_What the task asks:_
Below are the records. Restate word for word every line from the one that contains "Give me the" through the final line, both included.

_Raw data:_

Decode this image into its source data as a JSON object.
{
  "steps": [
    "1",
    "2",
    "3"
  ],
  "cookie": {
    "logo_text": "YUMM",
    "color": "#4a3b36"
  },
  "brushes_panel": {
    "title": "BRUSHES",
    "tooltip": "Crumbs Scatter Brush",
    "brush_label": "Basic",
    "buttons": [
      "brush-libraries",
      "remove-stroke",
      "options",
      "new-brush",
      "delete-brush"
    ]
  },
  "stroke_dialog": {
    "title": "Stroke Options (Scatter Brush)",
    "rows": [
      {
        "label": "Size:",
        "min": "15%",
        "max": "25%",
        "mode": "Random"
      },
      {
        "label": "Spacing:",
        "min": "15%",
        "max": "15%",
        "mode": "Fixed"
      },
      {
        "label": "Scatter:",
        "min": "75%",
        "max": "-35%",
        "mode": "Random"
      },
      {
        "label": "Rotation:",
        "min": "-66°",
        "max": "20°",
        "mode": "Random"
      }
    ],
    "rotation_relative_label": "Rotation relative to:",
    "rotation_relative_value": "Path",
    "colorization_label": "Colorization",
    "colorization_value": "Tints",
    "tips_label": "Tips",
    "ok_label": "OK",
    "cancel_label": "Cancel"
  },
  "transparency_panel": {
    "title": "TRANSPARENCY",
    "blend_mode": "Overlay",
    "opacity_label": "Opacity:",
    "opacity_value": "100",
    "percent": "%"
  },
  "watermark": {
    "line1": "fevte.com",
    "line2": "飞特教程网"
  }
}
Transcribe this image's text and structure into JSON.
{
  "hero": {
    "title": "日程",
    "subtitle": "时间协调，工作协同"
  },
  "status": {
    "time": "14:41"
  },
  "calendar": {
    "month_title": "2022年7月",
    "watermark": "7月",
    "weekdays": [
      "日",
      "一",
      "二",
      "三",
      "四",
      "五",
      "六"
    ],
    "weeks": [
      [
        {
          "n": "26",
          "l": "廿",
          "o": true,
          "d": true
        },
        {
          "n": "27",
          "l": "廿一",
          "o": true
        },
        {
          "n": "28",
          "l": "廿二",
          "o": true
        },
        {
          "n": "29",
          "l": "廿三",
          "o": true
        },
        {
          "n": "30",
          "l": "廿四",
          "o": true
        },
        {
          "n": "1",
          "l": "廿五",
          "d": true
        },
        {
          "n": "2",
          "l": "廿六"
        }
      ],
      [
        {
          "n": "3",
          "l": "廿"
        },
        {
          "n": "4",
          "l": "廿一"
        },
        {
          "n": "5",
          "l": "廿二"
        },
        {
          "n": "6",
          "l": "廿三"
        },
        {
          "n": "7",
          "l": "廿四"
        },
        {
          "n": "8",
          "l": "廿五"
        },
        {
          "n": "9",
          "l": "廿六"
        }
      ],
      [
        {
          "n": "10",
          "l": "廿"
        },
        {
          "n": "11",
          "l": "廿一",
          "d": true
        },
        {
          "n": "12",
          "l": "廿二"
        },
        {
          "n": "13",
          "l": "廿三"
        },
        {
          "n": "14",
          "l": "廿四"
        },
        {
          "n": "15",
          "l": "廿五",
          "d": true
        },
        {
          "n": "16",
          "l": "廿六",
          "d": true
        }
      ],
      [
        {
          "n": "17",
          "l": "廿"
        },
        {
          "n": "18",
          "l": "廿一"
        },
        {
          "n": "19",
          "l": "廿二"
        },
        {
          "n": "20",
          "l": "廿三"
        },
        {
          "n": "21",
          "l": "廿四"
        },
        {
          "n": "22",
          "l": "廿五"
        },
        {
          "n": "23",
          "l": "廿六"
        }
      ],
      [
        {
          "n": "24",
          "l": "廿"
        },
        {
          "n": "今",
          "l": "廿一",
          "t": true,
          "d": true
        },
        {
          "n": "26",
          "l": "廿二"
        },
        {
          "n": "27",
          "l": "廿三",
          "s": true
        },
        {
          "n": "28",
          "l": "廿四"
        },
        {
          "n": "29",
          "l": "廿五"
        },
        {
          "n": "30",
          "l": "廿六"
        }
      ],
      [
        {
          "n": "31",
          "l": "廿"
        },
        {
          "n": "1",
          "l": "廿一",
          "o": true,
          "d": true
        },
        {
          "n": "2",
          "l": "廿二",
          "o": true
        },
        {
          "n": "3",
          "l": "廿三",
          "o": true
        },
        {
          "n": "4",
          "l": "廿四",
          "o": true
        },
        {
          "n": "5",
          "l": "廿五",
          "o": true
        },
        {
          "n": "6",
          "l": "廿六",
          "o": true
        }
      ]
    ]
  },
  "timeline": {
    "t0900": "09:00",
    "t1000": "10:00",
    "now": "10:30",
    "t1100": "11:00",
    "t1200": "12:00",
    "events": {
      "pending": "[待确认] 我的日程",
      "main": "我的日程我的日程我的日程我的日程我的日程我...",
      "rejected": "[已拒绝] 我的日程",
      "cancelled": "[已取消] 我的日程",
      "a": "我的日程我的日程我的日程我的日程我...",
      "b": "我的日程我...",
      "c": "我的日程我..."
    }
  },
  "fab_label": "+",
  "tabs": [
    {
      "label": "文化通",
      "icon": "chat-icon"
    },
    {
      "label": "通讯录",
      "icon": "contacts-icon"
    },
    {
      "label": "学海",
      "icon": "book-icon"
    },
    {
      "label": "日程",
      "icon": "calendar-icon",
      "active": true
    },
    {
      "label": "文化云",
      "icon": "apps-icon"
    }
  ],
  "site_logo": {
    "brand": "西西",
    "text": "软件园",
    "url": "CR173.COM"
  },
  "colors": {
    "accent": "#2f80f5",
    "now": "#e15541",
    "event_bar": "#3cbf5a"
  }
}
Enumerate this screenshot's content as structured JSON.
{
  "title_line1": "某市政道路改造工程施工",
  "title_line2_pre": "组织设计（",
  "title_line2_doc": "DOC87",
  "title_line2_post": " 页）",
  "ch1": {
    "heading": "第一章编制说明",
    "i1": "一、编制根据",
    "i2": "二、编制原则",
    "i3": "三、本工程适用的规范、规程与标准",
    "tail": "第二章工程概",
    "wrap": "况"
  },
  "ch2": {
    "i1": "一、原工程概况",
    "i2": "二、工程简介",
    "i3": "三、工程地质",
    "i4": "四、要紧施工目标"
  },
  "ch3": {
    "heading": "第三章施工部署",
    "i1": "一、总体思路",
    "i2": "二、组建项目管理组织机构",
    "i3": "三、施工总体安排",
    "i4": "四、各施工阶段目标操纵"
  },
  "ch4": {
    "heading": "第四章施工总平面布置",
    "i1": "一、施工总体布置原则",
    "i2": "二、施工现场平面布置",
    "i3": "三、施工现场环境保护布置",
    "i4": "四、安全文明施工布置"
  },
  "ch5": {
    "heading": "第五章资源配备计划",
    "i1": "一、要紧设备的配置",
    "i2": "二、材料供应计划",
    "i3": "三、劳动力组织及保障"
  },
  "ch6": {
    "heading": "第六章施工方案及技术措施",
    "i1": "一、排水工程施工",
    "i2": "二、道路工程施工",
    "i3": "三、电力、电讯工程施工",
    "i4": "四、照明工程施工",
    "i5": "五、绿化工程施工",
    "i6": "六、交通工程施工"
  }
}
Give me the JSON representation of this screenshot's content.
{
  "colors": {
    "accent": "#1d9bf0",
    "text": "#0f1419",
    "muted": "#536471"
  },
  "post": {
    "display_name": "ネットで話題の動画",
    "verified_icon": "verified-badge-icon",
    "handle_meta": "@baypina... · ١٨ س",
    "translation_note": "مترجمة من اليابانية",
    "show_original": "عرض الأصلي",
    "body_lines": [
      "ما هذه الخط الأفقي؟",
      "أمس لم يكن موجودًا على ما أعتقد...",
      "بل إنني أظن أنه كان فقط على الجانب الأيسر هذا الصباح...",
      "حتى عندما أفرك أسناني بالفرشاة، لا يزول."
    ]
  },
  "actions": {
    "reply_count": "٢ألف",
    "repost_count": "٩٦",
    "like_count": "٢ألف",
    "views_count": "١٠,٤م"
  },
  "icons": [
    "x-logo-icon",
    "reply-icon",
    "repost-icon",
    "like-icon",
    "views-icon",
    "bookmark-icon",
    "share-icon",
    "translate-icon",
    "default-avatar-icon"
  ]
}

_The reply:_
Give me the JSON representation of this screenshot's content.
{
  "colors": {
    "accent": "#1d9bf0",
    "text": "#0f1419",
    "muted": "#536471"
  },
  "post": {
    "display_name": "ネットで話題の動画",
    "verified_icon": "verified-badge-icon",
    "handle_meta": "@baypina... · ١٨ س",
    "translation_note": "مترجمة من اليابانية",
    "show_original": "عرض الأصلي",
    "body_lines": [
      "ما هذه الخط الأفقي؟",
      "أمس لم يكن موجودًا على ما أعتقد...",
      "بل إنني أظن أنه كان فقط على الجانب الأيسر هذا الصباح...",
      "حتى عندما أفرك أسناني بالفرشاة، لا يزول."
    ]
  },
  "actions": {
    "reply_count": "٢ألف",
    "repost_count": "٩٦",
    "like_count": "٢ألف",
    "views_count": "١٠,٤م"
  },
  "icons": [
    "x-logo-icon",
    "reply-icon",
    "repost-icon",
    "like-icon",
    "views-icon",
    "bookmark-icon",
    "share-icon",
    "translate-icon",
    "default-avatar-icon"
  ]
}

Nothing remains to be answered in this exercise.